**What is needed:**
Copy the material below from its first line through the line containing "volume-bar (558, 610, 561, 614)", inclusive, reproducing each line without change.

Stored items from a collection
◆ ◆ ◆ ◆ ◆

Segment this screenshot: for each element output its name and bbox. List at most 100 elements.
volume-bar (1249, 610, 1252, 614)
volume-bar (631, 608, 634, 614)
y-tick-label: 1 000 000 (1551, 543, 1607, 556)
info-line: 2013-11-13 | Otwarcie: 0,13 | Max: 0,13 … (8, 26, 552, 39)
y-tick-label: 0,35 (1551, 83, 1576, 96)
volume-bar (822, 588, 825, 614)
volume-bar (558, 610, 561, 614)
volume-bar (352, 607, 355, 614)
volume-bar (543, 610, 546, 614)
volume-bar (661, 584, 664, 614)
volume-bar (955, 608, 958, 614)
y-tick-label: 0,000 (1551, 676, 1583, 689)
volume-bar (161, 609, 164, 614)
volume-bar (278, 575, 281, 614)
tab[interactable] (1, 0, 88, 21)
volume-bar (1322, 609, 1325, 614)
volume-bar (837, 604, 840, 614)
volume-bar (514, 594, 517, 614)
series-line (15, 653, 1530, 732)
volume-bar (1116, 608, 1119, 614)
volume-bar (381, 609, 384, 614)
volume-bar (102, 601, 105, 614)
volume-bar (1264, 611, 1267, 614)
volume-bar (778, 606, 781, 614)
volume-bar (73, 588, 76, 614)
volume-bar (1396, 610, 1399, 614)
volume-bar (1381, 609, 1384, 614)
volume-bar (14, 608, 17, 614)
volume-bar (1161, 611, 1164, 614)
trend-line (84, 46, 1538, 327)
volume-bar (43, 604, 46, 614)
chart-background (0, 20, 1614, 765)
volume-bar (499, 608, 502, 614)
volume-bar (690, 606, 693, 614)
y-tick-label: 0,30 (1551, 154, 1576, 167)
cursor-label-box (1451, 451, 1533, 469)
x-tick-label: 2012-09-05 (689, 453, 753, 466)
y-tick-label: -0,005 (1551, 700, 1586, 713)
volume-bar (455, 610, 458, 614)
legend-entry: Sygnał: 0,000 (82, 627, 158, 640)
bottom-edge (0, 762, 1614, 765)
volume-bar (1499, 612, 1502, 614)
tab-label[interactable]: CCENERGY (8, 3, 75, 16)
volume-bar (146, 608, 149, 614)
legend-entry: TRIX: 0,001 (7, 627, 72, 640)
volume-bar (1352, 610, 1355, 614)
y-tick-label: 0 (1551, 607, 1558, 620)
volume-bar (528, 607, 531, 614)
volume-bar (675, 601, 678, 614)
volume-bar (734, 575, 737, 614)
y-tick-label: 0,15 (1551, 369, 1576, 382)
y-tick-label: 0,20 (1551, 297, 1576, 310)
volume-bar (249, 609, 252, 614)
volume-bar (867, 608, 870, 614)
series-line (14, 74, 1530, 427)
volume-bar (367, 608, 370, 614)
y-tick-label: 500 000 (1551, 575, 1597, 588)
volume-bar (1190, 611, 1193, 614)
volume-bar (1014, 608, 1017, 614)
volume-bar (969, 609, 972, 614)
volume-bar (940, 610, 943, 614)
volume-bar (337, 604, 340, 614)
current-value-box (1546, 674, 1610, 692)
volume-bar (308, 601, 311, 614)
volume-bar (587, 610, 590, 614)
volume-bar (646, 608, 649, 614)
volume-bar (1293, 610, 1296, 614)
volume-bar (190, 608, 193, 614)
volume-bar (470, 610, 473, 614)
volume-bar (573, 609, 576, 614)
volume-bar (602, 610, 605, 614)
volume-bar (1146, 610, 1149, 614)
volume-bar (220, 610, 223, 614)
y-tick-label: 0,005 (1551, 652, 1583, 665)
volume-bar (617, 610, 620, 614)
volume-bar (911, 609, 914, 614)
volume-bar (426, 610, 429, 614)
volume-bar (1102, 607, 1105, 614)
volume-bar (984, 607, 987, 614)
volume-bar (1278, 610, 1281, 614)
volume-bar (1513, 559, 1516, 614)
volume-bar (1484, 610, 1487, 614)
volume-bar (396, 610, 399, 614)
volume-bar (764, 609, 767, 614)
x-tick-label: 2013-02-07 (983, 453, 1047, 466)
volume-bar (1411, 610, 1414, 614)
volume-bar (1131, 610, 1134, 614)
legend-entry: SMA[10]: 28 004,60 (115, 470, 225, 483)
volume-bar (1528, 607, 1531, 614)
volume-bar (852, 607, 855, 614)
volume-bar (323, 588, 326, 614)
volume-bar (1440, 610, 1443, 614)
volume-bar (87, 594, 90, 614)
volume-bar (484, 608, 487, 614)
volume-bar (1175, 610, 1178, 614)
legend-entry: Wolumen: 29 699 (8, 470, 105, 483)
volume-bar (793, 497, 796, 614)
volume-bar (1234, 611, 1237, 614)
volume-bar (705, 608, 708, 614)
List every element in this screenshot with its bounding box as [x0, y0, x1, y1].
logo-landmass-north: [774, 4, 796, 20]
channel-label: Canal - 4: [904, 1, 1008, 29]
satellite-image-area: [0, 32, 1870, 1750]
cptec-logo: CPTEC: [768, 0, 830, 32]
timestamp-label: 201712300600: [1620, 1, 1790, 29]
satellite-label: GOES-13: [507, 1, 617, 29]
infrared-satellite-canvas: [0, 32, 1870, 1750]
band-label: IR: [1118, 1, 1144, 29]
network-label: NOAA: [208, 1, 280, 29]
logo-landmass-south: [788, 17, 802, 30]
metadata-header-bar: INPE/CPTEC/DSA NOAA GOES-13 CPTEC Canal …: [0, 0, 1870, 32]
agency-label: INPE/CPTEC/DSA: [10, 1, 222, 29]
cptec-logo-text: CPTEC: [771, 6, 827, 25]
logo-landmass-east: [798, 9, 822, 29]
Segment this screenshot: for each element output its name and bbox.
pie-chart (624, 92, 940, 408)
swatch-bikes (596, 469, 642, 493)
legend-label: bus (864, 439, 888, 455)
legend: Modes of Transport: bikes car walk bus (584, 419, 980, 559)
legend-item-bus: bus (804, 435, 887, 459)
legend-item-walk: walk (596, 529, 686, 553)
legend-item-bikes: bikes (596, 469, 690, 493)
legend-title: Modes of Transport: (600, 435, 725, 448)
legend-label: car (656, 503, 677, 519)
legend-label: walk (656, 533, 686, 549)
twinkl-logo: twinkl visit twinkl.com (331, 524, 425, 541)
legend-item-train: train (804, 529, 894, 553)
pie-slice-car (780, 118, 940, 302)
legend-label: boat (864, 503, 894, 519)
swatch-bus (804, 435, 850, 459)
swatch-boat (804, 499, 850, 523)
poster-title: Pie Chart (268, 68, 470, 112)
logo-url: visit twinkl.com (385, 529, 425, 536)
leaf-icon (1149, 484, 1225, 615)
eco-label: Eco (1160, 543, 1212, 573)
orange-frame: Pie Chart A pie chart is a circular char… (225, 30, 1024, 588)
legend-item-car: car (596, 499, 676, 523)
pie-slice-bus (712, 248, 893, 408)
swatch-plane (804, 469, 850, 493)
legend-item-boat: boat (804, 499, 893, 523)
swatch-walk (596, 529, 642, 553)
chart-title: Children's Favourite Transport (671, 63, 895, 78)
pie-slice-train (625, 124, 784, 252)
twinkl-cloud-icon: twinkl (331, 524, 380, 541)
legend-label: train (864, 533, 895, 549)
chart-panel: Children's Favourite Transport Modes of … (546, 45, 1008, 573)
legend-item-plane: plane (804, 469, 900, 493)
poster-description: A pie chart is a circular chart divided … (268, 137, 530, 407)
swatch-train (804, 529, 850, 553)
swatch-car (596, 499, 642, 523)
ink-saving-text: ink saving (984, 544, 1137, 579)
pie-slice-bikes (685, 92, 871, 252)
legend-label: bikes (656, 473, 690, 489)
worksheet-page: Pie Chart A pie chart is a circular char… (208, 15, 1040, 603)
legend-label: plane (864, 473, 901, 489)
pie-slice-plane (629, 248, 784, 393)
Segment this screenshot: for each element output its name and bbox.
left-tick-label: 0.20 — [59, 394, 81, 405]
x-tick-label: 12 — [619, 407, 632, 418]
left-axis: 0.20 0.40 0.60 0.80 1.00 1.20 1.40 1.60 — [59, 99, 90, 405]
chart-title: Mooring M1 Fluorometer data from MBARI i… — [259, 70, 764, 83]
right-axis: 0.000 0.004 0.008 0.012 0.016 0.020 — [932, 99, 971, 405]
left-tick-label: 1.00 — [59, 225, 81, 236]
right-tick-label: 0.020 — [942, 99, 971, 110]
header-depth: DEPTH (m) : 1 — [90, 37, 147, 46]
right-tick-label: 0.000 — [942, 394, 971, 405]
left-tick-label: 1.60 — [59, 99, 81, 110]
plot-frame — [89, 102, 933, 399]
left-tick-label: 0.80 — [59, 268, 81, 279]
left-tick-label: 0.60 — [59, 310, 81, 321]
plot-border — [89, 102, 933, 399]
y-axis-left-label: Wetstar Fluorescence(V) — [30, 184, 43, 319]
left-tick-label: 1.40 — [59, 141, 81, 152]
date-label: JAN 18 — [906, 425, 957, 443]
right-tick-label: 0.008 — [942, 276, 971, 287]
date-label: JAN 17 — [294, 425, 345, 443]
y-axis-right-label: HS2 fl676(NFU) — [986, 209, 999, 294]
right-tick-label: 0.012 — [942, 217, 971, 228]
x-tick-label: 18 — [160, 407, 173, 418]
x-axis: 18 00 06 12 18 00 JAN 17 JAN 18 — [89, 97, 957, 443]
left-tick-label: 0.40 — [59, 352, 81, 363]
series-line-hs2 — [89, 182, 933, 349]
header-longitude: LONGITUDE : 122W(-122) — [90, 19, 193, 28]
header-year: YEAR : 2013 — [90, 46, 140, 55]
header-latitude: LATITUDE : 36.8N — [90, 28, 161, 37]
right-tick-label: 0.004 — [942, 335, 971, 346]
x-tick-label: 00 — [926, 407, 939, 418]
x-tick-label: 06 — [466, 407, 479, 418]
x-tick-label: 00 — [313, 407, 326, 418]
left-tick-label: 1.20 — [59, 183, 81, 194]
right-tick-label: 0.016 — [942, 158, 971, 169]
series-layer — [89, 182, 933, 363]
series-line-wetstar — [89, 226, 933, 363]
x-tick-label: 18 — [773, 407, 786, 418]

◆ ◆ ◆ ◆ ◆

**Answer for this exercise:**
Segment this screenshot: for each element output its name and bbox. List at most 100 elements.
volume-bar (1249, 610, 1252, 614)
volume-bar (631, 608, 634, 614)
y-tick-label: 1 000 000 (1551, 543, 1607, 556)
info-line: 2013-11-13 | Otwarcie: 0,13 | Max: 0,13 … (8, 26, 552, 39)
y-tick-label: 0,35 (1551, 83, 1576, 96)
volume-bar (822, 588, 825, 614)
volume-bar (558, 610, 561, 614)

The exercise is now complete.